_THE TASK_. Transcribe each line of the records below exactly, excluding any embedded images.

Data listing:
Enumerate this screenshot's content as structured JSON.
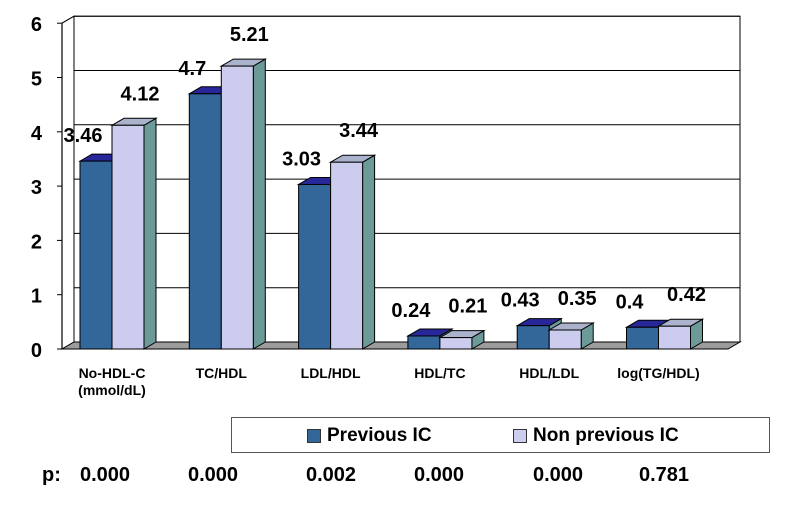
{
  "chart_data": {
    "type": "bar",
    "categories": [
      "No-HDL-C\n(mmol/dL)",
      "TC/HDL",
      "LDL/HDL",
      "HDL/TC",
      "HDL/LDL",
      "log(TG/HDL)"
    ],
    "series": [
      {
        "name": "Previous IC",
        "values": [
          3.46,
          4.7,
          3.03,
          0.24,
          0.43,
          0.4
        ],
        "labels": [
          "3.46",
          "4.7",
          "3.03",
          "0.24",
          "0.43",
          "0.4"
        ]
      },
      {
        "name": "Non previous IC",
        "values": [
          4.12,
          5.21,
          3.44,
          0.21,
          0.35,
          0.42
        ],
        "labels": [
          "4.12",
          "5.21",
          "3.44",
          "0.21",
          "0.35",
          "0.42"
        ]
      }
    ],
    "ylim": [
      0,
      6
    ],
    "yticks": [
      "0",
      "1",
      "2",
      "3",
      "4",
      "5",
      "6"
    ],
    "grid": true,
    "legend_position": "bottom"
  },
  "colors": {
    "series1": "#336699",
    "series1_top": "#27279a",
    "series2": "#ccccee",
    "series2_top": "#aab2cc",
    "side": "#6b9a98",
    "floor": "#9c9c9c"
  },
  "pvalues": {
    "label": "p:",
    "values": [
      "0.000",
      "0.000",
      "0.002",
      "0.000",
      "0.000",
      "0.781"
    ]
  }
}
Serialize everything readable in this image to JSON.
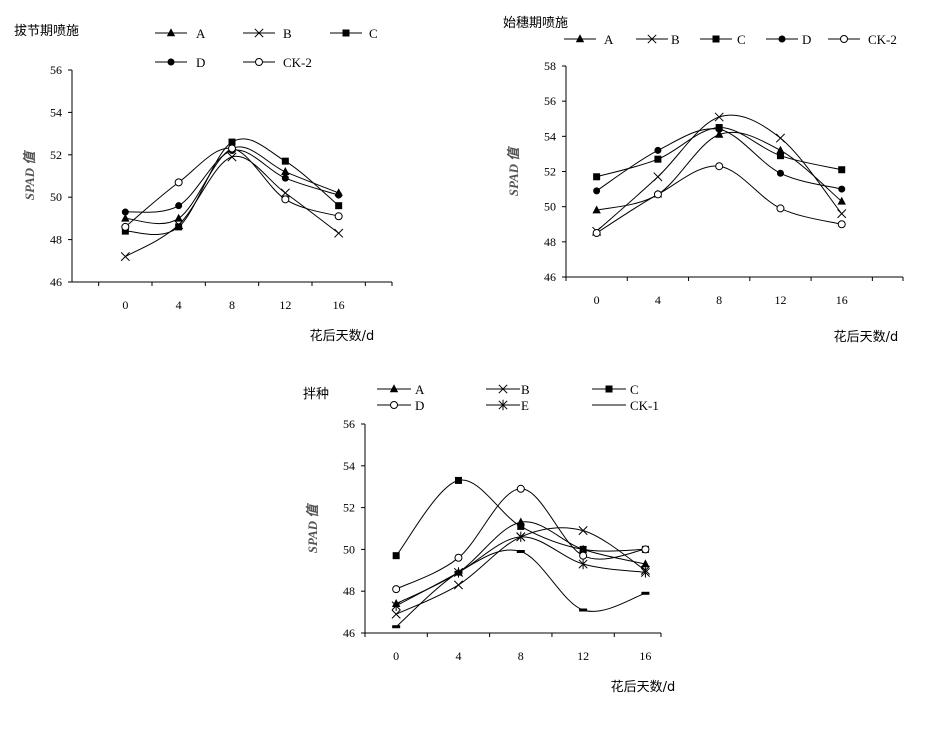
{
  "chart_data": [
    {
      "type": "line",
      "title": "拔节期喷施",
      "xlabel": "花后天数/d",
      "ylabel": "SPAD 值",
      "x": [
        0,
        4,
        8,
        12,
        16
      ],
      "xlim": [
        -4,
        20
      ],
      "ylim": [
        46,
        56
      ],
      "yticks": [
        46,
        48,
        50,
        52,
        54,
        56
      ],
      "grid": false,
      "legend": "top",
      "series": [
        {
          "name": "A",
          "marker": "triangle",
          "values": [
            49.0,
            49.0,
            52.3,
            51.2,
            50.2
          ]
        },
        {
          "name": "B",
          "marker": "cross",
          "values": [
            47.2,
            48.7,
            51.9,
            50.2,
            48.3
          ]
        },
        {
          "name": "C",
          "marker": "square",
          "values": [
            48.4,
            48.6,
            52.6,
            51.7,
            49.6
          ]
        },
        {
          "name": "D",
          "marker": "dot",
          "values": [
            49.3,
            49.6,
            52.2,
            50.9,
            50.1
          ]
        },
        {
          "name": "CK-2",
          "marker": "circle",
          "values": [
            48.6,
            50.7,
            52.3,
            49.9,
            49.1
          ]
        }
      ]
    },
    {
      "type": "line",
      "title": "始穗期喷施",
      "xlabel": "花后天数/d",
      "ylabel": "SPAD 值",
      "x": [
        0,
        4,
        8,
        12,
        16
      ],
      "xlim": [
        -2,
        20
      ],
      "ylim": [
        46,
        58
      ],
      "yticks": [
        46,
        48,
        50,
        52,
        54,
        56,
        58
      ],
      "grid": false,
      "legend": "top",
      "series": [
        {
          "name": "A",
          "marker": "triangle",
          "values": [
            49.8,
            50.7,
            54.1,
            53.2,
            50.3
          ]
        },
        {
          "name": "B",
          "marker": "cross",
          "values": [
            48.6,
            51.7,
            55.1,
            53.9,
            49.6
          ]
        },
        {
          "name": "C",
          "marker": "square",
          "values": [
            51.7,
            52.7,
            54.5,
            52.9,
            52.1
          ]
        },
        {
          "name": "D",
          "marker": "dot",
          "values": [
            50.9,
            53.2,
            54.4,
            51.9,
            51.0
          ]
        },
        {
          "name": "CK-2",
          "marker": "circle",
          "values": [
            48.5,
            50.7,
            52.3,
            49.9,
            49.0
          ]
        }
      ]
    },
    {
      "type": "line",
      "title": "拌种",
      "xlabel": "花后天数/d",
      "ylabel": "SPAD 值",
      "x": [
        0,
        4,
        8,
        12,
        16
      ],
      "xlim": [
        -2,
        17
      ],
      "ylim": [
        46,
        56
      ],
      "yticks": [
        46,
        48,
        50,
        52,
        54,
        56
      ],
      "grid": false,
      "legend": "top",
      "series": [
        {
          "name": "A",
          "marker": "triangle",
          "values": [
            47.4,
            48.9,
            51.3,
            50.0,
            49.3
          ]
        },
        {
          "name": "B",
          "marker": "cross",
          "values": [
            46.9,
            48.3,
            50.6,
            50.9,
            49.0
          ]
        },
        {
          "name": "C",
          "marker": "square",
          "values": [
            49.7,
            53.3,
            51.1,
            50.0,
            50.0
          ]
        },
        {
          "name": "D",
          "marker": "circle",
          "values": [
            48.1,
            49.6,
            52.9,
            49.7,
            50.0
          ]
        },
        {
          "name": "E",
          "marker": "asterisk",
          "values": [
            47.3,
            48.9,
            50.6,
            49.3,
            48.9
          ]
        },
        {
          "name": "CK-1",
          "marker": "dash",
          "values": [
            46.3,
            48.9,
            49.9,
            47.1,
            47.9
          ]
        }
      ]
    }
  ]
}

_FINISHED EXERCISE_.
Enumerate this screenshot's content as structured JSON.
{
  "chart_data": {
    "type": "bar",
    "categories": [
      "No-HDL-C\n(mmol/dL)",
      "TC/HDL",
      "LDL/HDL",
      "HDL/TC",
      "HDL/LDL",
      "log(TG/HDL)"
    ],
    "series": [
      {
        "name": "Previous IC",
        "values": [
          3.46,
          4.7,
          3.03,
          0.24,
          0.43,
          0.4
        ],
        "labels": [
          "3.46",
          "4.7",
          "3.03",
          "0.24",
          "0.43",
          "0.4"
        ]
      },
      {
        "name": "Non previous IC",
        "values": [
          4.12,
          5.21,
          3.44,
          0.21,
          0.35,
          0.42
        ],
        "labels": [
          "4.12",
          "5.21",
          "3.44",
          "0.21",
          "0.35",
          "0.42"
        ]
      }
    ],
    "ylim": [
      0,
      6
    ],
    "yticks": [
      "0",
      "1",
      "2",
      "3",
      "4",
      "5",
      "6"
    ],
    "grid": true,
    "legend_position": "bottom"
  },
  "colors": {
    "series1": "#336699",
    "series1_top": "#27279a",
    "series2": "#ccccee",
    "series2_top": "#aab2cc",
    "side": "#6b9a98",
    "floor": "#9c9c9c"
  },
  "pvalues": {
    "label": "p:",
    "values": [
      "0.000",
      "0.000",
      "0.002",
      "0.000",
      "0.000",
      "0.781"
    ]
  }
}
Serialize everything readable in this image to JSON.
{
  "chart_data": [
    {
      "type": "line",
      "title": "拔节期喷施",
      "xlabel": "花后天数/d",
      "ylabel": "SPAD 值",
      "x": [
        0,
        4,
        8,
        12,
        16
      ],
      "xlim": [
        -4,
        20
      ],
      "ylim": [
        46,
        56
      ],
      "yticks": [
        46,
        48,
        50,
        52,
        54,
        56
      ],
      "grid": false,
      "legend": "top",
      "series": [
        {
          "name": "A",
          "marker": "triangle",
          "values": [
            49.0,
            49.0,
            52.3,
            51.2,
            50.2
          ]
        },
        {
          "name": "B",
          "marker": "cross",
          "values": [
            47.2,
            48.7,
            51.9,
            50.2,
            48.3
          ]
        },
        {
          "name": "C",
          "marker": "square",
          "values": [
            48.4,
            48.6,
            52.6,
            51.7,
            49.6
          ]
        },
        {
          "name": "D",
          "marker": "dot",
          "values": [
            49.3,
            49.6,
            52.2,
            50.9,
            50.1
          ]
        },
        {
          "name": "CK-2",
          "marker": "circle",
          "values": [
            48.6,
            50.7,
            52.3,
            49.9,
            49.1
          ]
        }
      ]
    },
    {
      "type": "line",
      "title": "始穗期喷施",
      "xlabel": "花后天数/d",
      "ylabel": "SPAD 值",
      "x": [
        0,
        4,
        8,
        12,
        16
      ],
      "xlim": [
        -2,
        20
      ],
      "ylim": [
        46,
        58
      ],
      "yticks": [
        46,
        48,
        50,
        52,
        54,
        56,
        58
      ],
      "grid": false,
      "legend": "top",
      "series": [
        {
          "name": "A",
          "marker": "triangle",
          "values": [
            49.8,
            50.7,
            54.1,
            53.2,
            50.3
          ]
        },
        {
          "name": "B",
          "marker": "cross",
          "values": [
            48.6,
            51.7,
            55.1,
            53.9,
            49.6
          ]
        },
        {
          "name": "C",
          "marker": "square",
          "values": [
            51.7,
            52.7,
            54.5,
            52.9,
            52.1
          ]
        },
        {
          "name": "D",
          "marker": "dot",
          "values": [
            50.9,
            53.2,
            54.4,
            51.9,
            51.0
          ]
        },
        {
          "name": "CK-2",
          "marker": "circle",
          "values": [
            48.5,
            50.7,
            52.3,
            49.9,
            49.0
          ]
        }
      ]
    },
    {
      "type": "line",
      "title": "拌种",
      "xlabel": "花后天数/d",
      "ylabel": "SPAD 值",
      "x": [
        0,
        4,
        8,
        12,
        16
      ],
      "xlim": [
        -2,
        17
      ],
      "ylim": [
        46,
        56
      ],
      "yticks": [
        46,
        48,
        50,
        52,
        54,
        56
      ],
      "grid": false,
      "legend": "top",
      "series": [
        {
          "name": "A",
          "marker": "triangle",
          "values": [
            47.4,
            48.9,
            51.3,
            50.0,
            49.3
          ]
        },
        {
          "name": "B",
          "marker": "cross",
          "values": [
            46.9,
            48.3,
            50.6,
            50.9,
            49.0
          ]
        },
        {
          "name": "C",
          "marker": "square",
          "values": [
            49.7,
            53.3,
            51.1,
            50.0,
            50.0
          ]
        },
        {
          "name": "D",
          "marker": "circle",
          "values": [
            48.1,
            49.6,
            52.9,
            49.7,
            50.0
          ]
        },
        {
          "name": "E",
          "marker": "asterisk",
          "values": [
            47.3,
            48.9,
            50.6,
            49.3,
            48.9
          ]
        },
        {
          "name": "CK-1",
          "marker": "dash",
          "values": [
            46.3,
            48.9,
            49.9,
            47.1,
            47.9
          ]
        }
      ]
    }
  ]
}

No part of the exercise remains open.